* **内容を読み解く**
1. 胚盤胞移植についての本文から、「体外受精に於いては、授精して」から「ることが可能となっています。」までの部分をそのまま書き写してください。
2. 次の(a)~(c)が胚盤胞移植についての本文の内容と合っているか、それぞれ「はい」か「いいえ」で答えてください。決め手になる本文の言葉もそのまま引いてください。
(a) 自然妊娠では、卵管膨大部という場所で受精する。
(b) これまでの体外受精では、受精卵を胚盤胞まで育ててから子宮に戻していた。
(c) 今は受精卵を5~6日まで培養できるようになっている。
3. 胚盤胞移植についての本文によると、着床するときの受精卵はいくつぐらいの細胞からなっていますか。

胚盤胞移植

テーマ:

春5

 

体外受精に於いて、1つの矛盾がずっと指摘されていました。

 

自然妊娠に於いては、卵管の端にある卵管膨大部という場所で受精し、受精卵は5~6日かけて卵管内を移動し、子宮内膜に着床します。

 

着床時の受精卵は、細胞分裂が進み、200~400の細胞からなる胚盤胞と呼ばれる状態になっています。

 

 

 

体外受精に於いては、授精して1~2日経った4~8分割卵を子宮内に直接戻しますので、3~4日のタイムラグがあることが以前より指摘されていたのです。

 

こうした形で体外受精がずっと行われてきたのは、卵子が身体の外という非生理的環境下に置かれる時間はできるだけ短い方がよいと考えられていたことにもありますが、培養液や培養技術の限界で、培養液の中では胚盤胞にまで分化させることができないことに起因しています。

 

 

 

現在では、技術の進歩により受精卵を5~6日まで培養して胚盤胞まで育てることが可能となっています。

 

そして、その結果として胚盤胞移植と呼ばれる技術が急速に普及しています。

 

これにより、ほぼ自然妊娠と同じ状態の内に胚盤胞を移植することができるようになりました。

* **データ**
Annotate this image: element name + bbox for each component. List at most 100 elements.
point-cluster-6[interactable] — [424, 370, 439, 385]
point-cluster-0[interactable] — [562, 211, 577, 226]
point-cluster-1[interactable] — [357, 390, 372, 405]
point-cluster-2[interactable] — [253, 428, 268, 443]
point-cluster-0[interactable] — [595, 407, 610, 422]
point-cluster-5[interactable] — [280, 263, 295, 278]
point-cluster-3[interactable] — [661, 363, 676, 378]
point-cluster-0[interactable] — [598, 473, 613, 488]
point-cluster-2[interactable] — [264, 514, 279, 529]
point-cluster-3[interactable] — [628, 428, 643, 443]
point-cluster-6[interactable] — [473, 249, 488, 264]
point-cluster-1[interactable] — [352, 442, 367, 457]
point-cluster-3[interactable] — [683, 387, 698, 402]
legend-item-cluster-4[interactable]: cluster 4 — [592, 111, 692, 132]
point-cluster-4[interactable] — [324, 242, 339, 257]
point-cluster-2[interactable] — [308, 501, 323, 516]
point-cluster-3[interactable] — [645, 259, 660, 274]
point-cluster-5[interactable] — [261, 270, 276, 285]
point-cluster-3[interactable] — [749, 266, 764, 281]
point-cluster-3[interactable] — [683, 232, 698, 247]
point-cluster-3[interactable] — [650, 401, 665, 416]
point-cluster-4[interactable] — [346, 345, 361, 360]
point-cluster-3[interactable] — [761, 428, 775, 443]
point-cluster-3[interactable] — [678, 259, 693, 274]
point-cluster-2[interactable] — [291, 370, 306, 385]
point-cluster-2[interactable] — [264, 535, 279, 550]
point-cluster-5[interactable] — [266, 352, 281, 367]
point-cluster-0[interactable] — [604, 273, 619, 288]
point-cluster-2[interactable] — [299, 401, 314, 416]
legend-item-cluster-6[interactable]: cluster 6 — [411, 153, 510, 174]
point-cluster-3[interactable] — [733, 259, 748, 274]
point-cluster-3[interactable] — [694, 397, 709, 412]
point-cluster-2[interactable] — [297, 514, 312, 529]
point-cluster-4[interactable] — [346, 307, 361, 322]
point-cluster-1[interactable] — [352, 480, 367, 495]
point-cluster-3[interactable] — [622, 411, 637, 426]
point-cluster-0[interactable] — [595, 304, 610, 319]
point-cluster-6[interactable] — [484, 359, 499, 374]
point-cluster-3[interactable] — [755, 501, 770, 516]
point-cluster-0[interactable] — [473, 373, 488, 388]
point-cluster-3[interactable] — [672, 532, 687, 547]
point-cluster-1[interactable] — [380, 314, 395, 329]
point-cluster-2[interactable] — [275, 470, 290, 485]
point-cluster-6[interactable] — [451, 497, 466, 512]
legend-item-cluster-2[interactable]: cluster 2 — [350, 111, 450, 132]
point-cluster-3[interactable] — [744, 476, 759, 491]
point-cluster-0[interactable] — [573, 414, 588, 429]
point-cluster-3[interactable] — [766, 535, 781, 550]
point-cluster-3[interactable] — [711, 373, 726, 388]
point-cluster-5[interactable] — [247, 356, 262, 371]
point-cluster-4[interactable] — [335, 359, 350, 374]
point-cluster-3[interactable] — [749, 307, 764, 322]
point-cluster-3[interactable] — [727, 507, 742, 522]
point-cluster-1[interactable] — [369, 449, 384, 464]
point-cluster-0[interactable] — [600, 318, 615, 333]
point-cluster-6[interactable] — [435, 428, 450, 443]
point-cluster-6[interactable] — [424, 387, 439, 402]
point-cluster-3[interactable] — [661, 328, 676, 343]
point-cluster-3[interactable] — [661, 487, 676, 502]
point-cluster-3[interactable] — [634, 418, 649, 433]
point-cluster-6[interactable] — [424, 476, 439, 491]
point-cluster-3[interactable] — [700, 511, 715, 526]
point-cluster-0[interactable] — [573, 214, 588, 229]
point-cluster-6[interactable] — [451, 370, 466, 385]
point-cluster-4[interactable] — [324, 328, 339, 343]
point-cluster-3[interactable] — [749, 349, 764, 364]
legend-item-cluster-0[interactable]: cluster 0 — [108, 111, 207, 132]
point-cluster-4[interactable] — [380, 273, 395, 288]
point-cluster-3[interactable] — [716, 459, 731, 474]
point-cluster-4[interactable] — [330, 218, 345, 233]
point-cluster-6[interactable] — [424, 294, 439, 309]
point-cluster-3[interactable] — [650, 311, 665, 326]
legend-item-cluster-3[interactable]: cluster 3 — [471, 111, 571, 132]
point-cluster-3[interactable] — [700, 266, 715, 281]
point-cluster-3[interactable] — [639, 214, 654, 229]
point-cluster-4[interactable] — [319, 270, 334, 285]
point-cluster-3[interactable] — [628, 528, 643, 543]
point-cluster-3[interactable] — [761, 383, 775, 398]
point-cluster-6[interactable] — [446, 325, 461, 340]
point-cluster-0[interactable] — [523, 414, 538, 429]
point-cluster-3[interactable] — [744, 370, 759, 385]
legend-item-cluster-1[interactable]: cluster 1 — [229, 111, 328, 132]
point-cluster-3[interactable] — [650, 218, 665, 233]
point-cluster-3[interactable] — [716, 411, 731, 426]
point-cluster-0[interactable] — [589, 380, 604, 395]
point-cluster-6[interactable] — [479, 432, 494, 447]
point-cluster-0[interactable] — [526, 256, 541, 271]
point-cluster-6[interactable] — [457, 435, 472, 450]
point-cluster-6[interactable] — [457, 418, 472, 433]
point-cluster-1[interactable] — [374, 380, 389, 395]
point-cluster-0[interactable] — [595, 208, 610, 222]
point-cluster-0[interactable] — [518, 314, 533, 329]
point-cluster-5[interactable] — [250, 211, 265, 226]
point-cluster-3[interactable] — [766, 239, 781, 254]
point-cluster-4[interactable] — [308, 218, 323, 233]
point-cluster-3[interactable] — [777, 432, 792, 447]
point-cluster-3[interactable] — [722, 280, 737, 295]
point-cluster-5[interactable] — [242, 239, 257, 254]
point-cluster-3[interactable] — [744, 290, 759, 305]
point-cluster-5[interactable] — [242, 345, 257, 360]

* **順番どおりの答え**
1.
体外受精に於いては、授精して1~2日経った4~8分割卵を子宮内に直接戻しますので、3~4日のタイムラグがあることが以前より指摘されていたのです。

 

こうした形で体外受精がずっと行われてきたのは、卵子が身体の外という非生理的環境下に置かれる時間はできるだけ短い方がよいと考えられていたことにもありますが、培養液や培養技術の限界で、培養液の中では胚盤胞にまで分化させることができないことに起因しています。

 

 

 

現在では、技術の進歩により受精卵を5~6日まで培養して胚盤胞まで育てることが可能となっています。

2.
(a) はい。「卵管の端にある卵管膨大部という場所で受精し」
(b) いいえ。「授精して1~2日経った4~8分割卵を子宮内に直接戻します」
(c) はい。「受精卵を5~6日まで培養して胚盤胞まで育てることが可能となっています」

3. 200~400の細胞です。